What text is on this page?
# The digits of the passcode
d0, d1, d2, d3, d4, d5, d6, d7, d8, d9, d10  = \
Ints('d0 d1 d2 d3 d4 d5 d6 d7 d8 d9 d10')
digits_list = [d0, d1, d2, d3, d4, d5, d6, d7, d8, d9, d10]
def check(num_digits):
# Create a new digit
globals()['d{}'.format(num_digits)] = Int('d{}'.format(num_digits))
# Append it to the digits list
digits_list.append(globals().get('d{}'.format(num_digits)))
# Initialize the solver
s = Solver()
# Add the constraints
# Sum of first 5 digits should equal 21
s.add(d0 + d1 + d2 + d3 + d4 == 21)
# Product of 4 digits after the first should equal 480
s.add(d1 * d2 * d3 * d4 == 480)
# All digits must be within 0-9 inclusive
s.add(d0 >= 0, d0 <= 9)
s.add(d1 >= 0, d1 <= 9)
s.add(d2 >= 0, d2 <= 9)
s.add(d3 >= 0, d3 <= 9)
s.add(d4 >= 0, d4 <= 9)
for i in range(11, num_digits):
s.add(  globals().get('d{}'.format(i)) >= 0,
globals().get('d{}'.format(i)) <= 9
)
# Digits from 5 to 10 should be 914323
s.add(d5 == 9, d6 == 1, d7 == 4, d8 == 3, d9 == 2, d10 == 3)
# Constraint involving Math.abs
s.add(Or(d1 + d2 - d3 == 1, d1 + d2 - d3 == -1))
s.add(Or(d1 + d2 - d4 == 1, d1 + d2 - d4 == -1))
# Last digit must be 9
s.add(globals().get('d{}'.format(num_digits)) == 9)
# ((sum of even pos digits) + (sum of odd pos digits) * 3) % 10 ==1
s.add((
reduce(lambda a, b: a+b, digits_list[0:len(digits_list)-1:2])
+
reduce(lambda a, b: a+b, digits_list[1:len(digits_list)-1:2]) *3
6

# # #

- _TASK REQUIREMENTS_: Copy all of the material word for word.

- _FINAL RESULT_:
What text is on this page?
# The digits of the passcode
d0, d1, d2, d3, d4, d5, d6, d7, d8, d9, d10  = \
Ints('d0 d1 d2 d3 d4 d5 d6 d7 d8 d9 d10')
digits_list = [d0, d1, d2, d3, d4, d5, d6, d7, d8, d9, d10]
def check(num_digits):
# Create a new digit
globals()['d{}'.format(num_digits)] = Int('d{}'.format(num_digits))
# Append it to the digits list
digits_list.append(globals().get('d{}'.format(num_digits)))
# Initialize the solver
s = Solver()
# Add the constraints
# Sum of first 5 digits should equal 21
s.add(d0 + d1 + d2 + d3 + d4 == 21)
# Product of 4 digits after the first should equal 480
s.add(d1 * d2 * d3 * d4 == 480)
# All digits must be within 0-9 inclusive
s.add(d0 >= 0, d0 <= 9)
s.add(d1 >= 0, d1 <= 9)
s.add(d2 >= 0, d2 <= 9)
s.add(d3 >= 0, d3 <= 9)
s.add(d4 >= 0, d4 <= 9)
for i in range(11, num_digits):
s.add(  globals().get('d{}'.format(i)) >= 0,
globals().get('d{}'.format(i)) <= 9
)
# Digits from 5 to 10 should be 914323
s.add(d5 == 9, d6 == 1, d7 == 4, d8 == 3, d9 == 2, d10 == 3)
# Constraint involving Math.abs
s.add(Or(d1 + d2 - d3 == 1, d1 + d2 - d3 == -1))
s.add(Or(d1 + d2 - d4 == 1, d1 + d2 - d4 == -1))
# Last digit must be 9
s.add(globals().get('d{}'.format(num_digits)) == 9)
# ((sum of even pos digits) + (sum of odd pos digits) * 3) % 10 ==1
s.add((
reduce(lambda a, b: a+b, digits_list[0:len(digits_list)-1:2])
+
reduce(lambda a, b: a+b, digits_list[1:len(digits_list)-1:2]) *3
6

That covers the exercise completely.